* EXERCISE DESCRIPTION
For the data below, work out how many lines contain the word "componente" and supply only that number.

--- Start of RAW DATA ---

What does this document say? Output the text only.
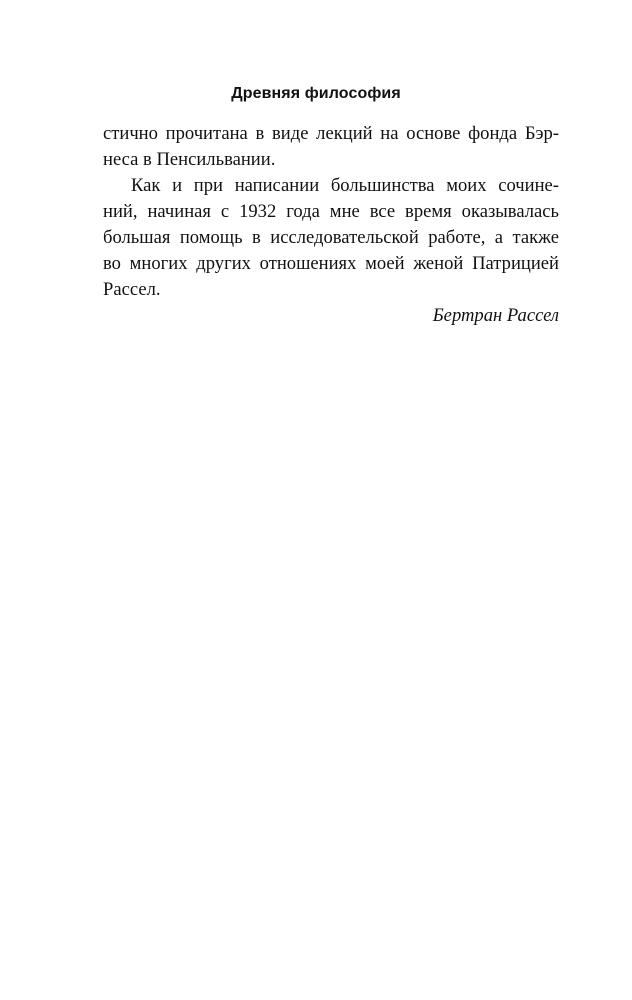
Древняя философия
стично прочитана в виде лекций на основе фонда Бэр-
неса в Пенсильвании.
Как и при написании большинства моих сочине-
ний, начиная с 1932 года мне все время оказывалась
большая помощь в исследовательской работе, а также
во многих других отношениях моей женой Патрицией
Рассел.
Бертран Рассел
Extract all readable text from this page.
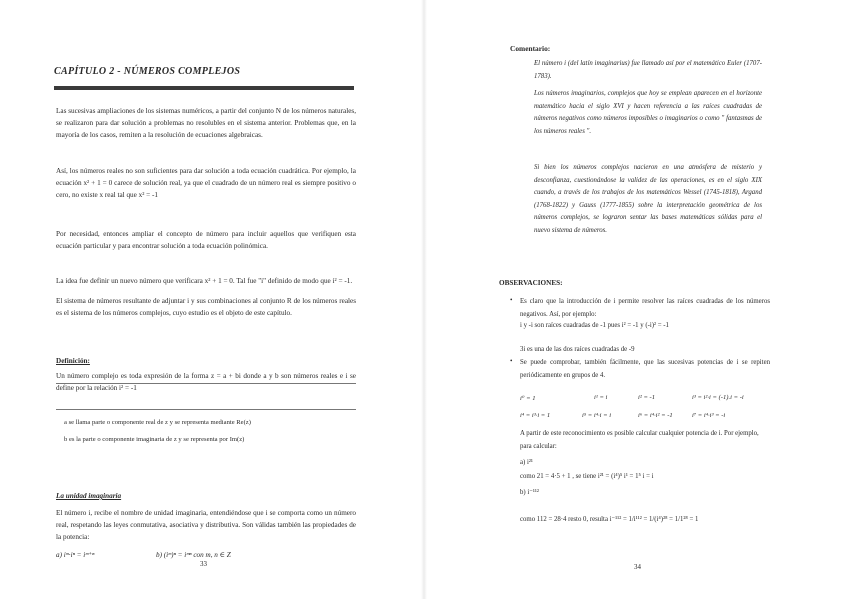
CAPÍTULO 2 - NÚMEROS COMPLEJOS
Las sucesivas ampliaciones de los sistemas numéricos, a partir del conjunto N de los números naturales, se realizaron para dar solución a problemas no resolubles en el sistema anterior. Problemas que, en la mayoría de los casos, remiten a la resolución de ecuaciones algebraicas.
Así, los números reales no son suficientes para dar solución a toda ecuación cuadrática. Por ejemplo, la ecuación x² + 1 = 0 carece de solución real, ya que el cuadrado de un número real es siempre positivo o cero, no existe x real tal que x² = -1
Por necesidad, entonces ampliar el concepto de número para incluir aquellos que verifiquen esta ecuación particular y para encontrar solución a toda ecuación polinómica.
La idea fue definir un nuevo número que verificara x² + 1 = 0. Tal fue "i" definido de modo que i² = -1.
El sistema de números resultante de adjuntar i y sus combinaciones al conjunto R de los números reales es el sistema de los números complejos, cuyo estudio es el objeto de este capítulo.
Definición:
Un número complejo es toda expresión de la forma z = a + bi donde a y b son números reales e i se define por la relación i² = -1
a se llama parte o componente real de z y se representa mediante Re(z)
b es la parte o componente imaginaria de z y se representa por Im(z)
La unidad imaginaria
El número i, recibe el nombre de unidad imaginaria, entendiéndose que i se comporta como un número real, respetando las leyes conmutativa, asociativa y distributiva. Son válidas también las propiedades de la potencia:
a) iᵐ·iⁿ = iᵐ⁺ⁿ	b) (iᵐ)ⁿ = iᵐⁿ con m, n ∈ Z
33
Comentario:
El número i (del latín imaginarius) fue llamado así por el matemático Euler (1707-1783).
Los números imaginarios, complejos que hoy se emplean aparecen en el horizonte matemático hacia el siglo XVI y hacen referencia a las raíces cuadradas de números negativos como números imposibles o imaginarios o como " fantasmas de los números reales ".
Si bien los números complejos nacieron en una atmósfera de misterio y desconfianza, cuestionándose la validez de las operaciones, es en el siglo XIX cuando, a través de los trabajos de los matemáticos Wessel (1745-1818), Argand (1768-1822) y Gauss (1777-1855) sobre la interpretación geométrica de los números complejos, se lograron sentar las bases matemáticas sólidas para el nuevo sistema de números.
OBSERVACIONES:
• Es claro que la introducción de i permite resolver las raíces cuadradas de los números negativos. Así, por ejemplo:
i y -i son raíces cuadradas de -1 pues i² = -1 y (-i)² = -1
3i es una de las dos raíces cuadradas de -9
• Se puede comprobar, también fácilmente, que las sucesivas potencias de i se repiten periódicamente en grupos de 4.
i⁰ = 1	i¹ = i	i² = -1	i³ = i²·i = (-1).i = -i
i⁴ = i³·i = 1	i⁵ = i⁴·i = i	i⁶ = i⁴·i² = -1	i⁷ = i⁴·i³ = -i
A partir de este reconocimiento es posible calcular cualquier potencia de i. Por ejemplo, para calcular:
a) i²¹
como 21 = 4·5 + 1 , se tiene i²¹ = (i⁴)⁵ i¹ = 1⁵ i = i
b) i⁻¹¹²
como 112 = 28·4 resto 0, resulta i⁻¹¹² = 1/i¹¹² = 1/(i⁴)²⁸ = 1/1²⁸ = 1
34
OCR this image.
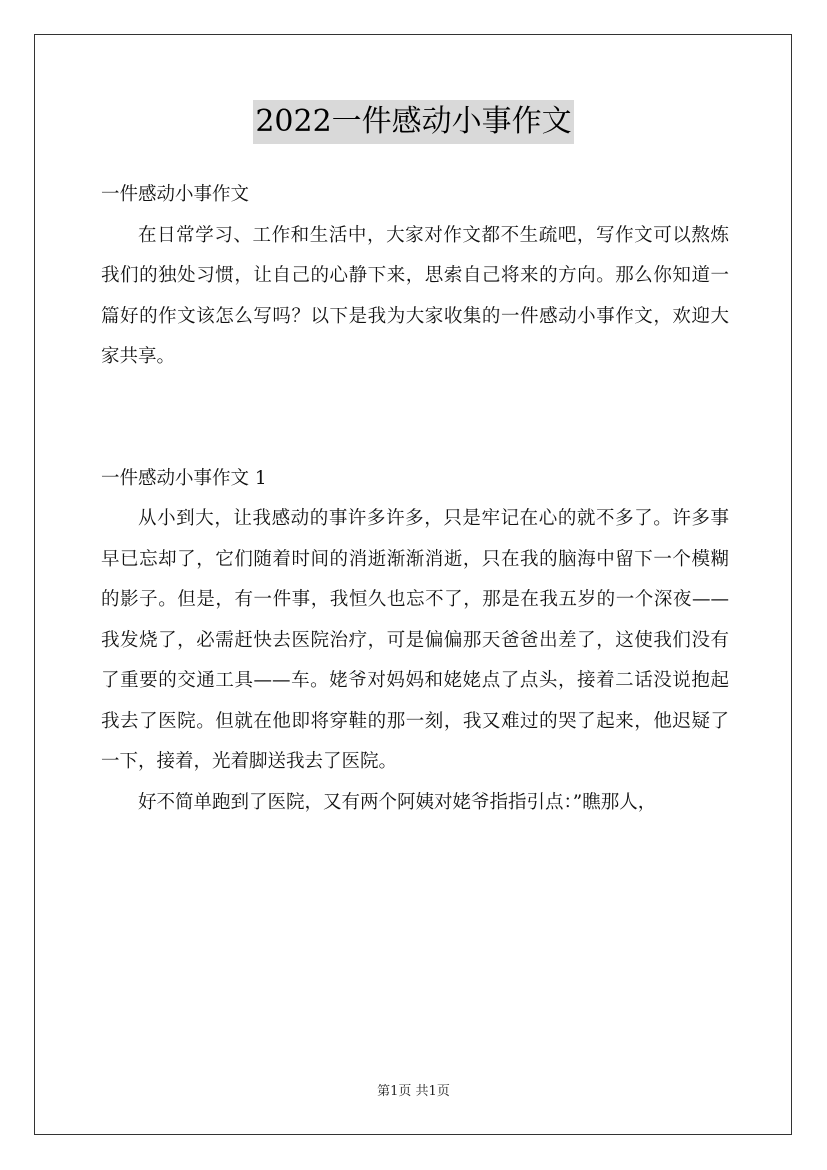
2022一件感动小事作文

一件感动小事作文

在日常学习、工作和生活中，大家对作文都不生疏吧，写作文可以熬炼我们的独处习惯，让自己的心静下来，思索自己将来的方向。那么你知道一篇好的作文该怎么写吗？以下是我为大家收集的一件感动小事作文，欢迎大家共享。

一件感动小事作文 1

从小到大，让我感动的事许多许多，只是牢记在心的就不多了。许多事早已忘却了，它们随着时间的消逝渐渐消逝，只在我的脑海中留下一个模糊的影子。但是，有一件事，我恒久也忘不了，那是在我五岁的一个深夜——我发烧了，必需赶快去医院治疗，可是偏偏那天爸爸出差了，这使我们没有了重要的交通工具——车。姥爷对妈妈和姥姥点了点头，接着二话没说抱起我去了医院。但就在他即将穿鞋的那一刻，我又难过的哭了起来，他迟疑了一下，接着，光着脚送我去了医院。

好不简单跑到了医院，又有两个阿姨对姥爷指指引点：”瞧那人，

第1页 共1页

--- End of RAW DATA ---
--- Start of RAW DATA ---

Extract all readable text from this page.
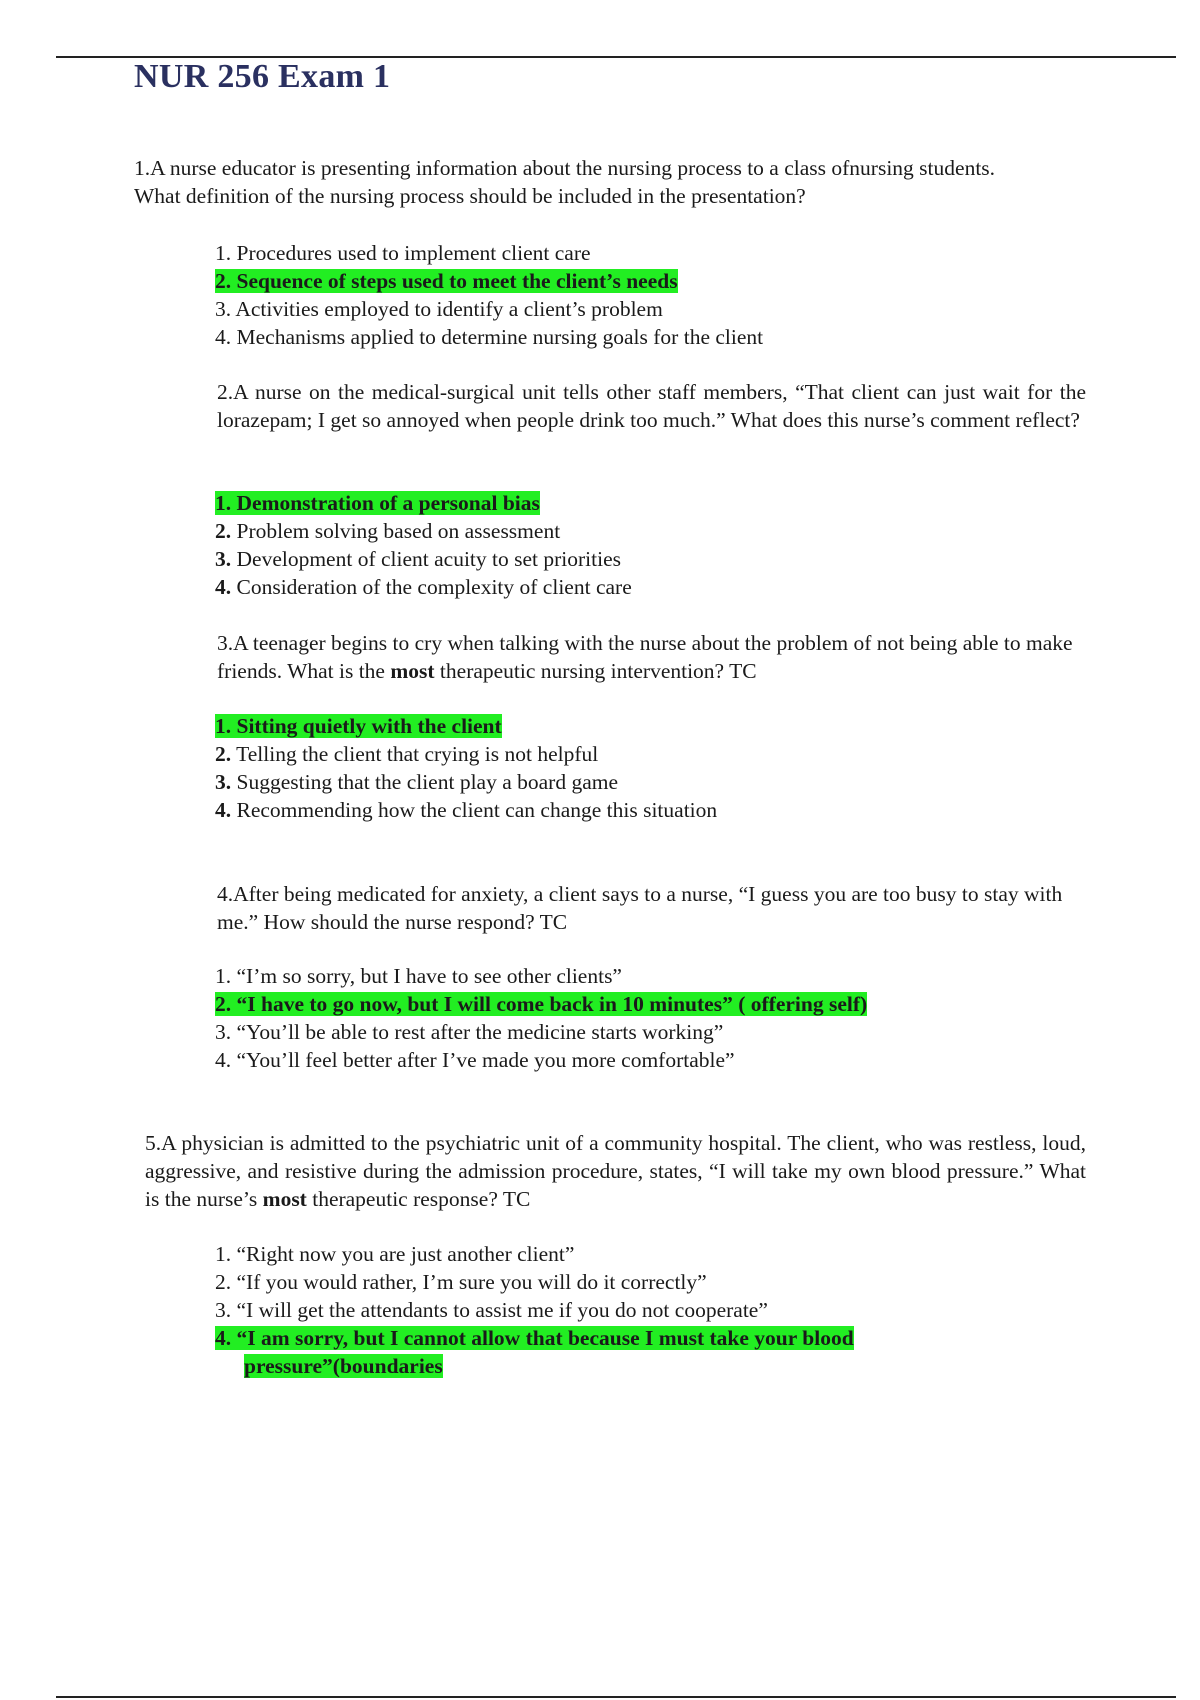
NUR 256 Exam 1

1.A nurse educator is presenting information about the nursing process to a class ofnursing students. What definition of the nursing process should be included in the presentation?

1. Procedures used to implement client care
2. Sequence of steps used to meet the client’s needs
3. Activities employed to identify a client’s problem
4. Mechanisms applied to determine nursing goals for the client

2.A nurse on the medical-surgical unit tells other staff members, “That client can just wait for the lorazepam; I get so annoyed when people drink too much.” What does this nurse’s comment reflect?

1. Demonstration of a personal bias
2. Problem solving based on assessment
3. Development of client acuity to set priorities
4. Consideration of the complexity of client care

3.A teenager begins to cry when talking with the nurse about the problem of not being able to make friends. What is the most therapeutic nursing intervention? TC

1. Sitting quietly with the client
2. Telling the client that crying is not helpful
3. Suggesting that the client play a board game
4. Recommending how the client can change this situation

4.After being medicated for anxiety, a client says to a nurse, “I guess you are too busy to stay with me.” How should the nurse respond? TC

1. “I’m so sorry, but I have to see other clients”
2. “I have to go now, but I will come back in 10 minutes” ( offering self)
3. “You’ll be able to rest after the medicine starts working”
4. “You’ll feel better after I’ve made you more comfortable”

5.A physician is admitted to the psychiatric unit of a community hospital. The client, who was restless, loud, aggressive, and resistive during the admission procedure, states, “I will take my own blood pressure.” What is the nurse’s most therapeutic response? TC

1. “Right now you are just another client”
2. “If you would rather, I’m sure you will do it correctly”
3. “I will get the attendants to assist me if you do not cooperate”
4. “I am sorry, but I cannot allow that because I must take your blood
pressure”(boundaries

--- End of RAW DATA ---
--- Start of RAW DATA ---

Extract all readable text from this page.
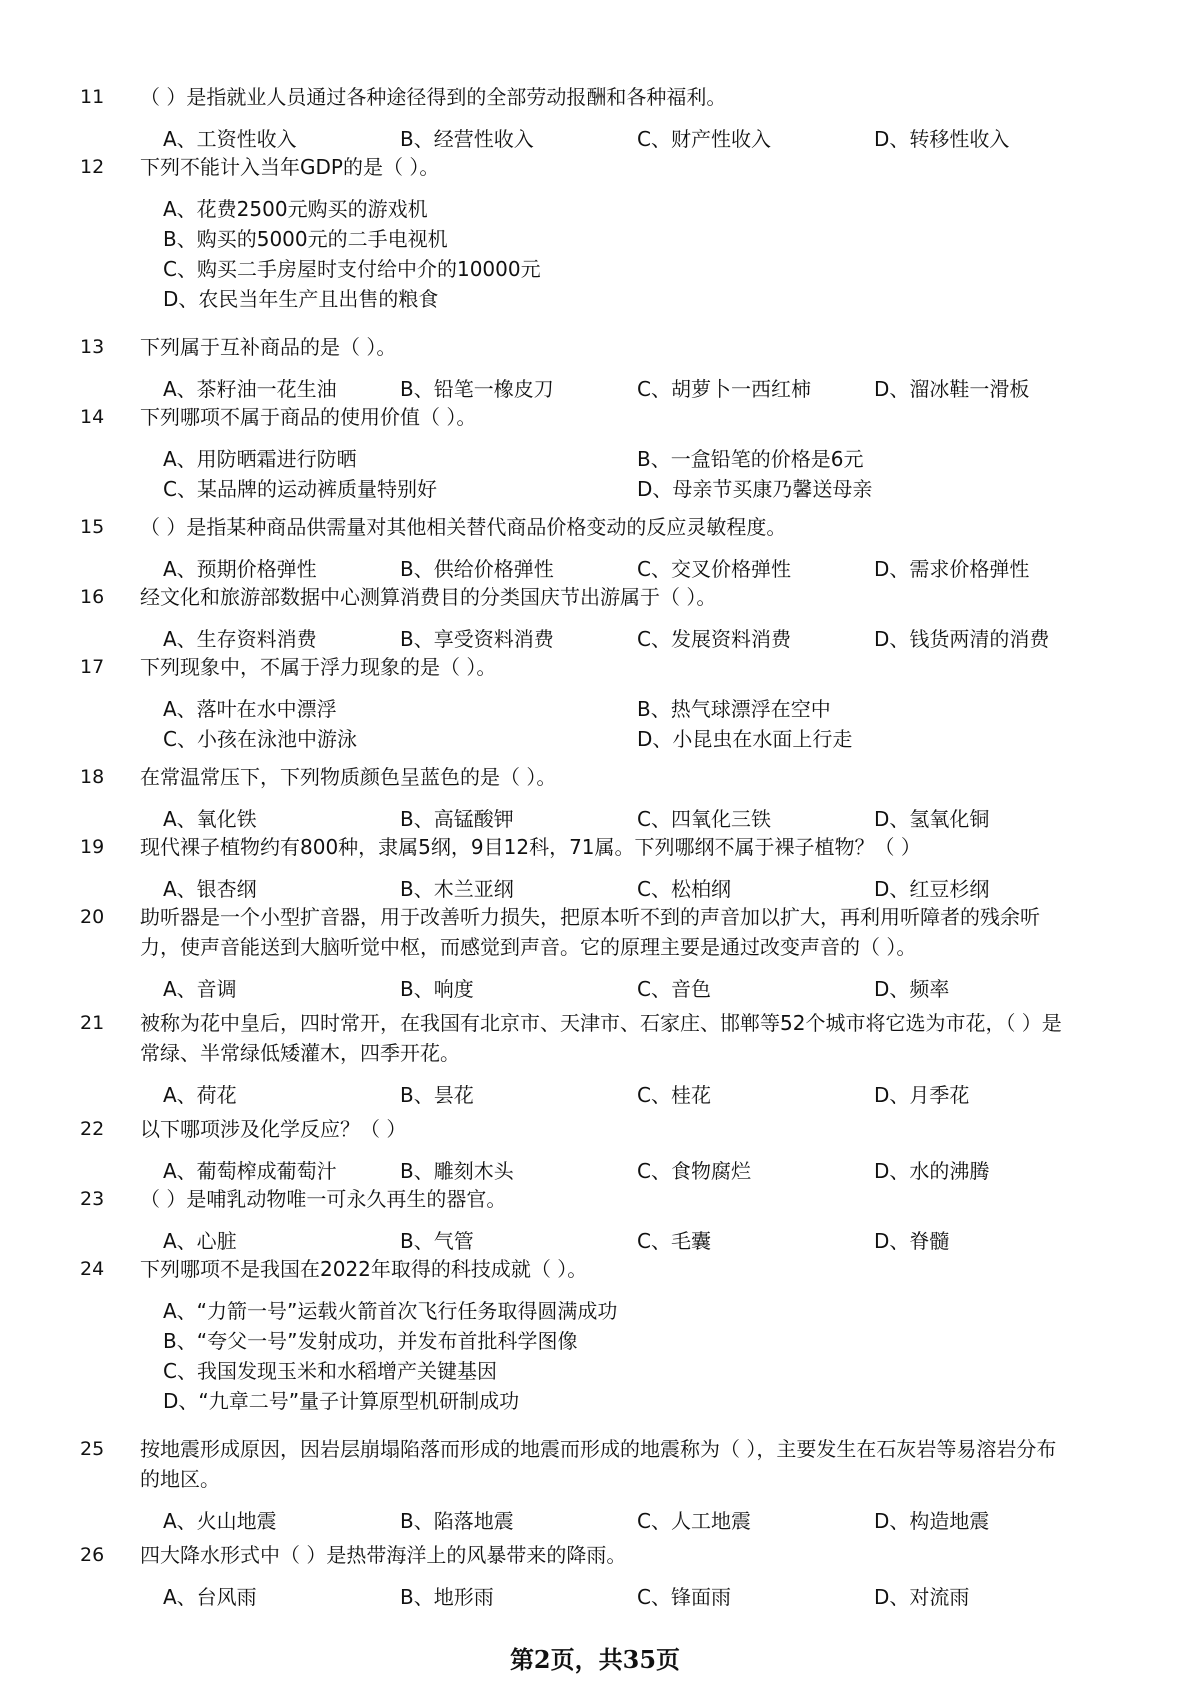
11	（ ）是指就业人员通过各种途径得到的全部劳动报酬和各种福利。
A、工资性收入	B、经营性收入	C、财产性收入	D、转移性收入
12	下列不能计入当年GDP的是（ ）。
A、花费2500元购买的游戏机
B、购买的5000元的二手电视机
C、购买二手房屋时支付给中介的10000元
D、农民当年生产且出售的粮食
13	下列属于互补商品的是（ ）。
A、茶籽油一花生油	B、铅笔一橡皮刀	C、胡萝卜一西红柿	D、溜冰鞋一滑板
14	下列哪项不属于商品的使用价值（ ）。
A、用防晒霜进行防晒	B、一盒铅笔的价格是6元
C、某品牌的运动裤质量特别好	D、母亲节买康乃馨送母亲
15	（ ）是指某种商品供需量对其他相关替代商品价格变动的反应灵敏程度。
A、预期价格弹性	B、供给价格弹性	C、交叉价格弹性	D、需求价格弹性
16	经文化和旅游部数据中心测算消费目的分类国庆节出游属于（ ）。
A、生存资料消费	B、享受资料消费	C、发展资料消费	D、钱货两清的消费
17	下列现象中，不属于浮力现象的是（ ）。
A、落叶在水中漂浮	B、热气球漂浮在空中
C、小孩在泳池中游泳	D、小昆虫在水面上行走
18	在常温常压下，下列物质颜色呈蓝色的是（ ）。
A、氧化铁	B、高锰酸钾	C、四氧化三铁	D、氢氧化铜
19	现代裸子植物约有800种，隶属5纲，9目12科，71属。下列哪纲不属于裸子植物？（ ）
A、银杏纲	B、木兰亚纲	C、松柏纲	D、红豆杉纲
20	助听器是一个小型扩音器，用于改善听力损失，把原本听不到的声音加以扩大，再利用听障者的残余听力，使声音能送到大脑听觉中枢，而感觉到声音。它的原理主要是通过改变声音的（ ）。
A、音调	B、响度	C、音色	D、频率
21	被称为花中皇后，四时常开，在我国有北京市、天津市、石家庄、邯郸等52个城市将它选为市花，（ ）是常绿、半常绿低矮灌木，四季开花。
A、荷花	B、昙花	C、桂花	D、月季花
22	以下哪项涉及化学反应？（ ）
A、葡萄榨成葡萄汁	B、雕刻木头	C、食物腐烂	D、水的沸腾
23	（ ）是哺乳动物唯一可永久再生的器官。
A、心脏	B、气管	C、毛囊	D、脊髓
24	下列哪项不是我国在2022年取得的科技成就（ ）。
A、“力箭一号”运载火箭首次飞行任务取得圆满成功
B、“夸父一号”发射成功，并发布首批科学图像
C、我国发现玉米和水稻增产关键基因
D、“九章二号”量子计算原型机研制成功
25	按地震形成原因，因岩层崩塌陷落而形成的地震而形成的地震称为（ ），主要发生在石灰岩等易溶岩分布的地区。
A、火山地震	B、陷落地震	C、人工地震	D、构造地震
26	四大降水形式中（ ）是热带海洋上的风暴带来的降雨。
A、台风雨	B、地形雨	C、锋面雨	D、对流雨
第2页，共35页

--- End of RAW DATA ---

* EXPECTED OUTPUT
2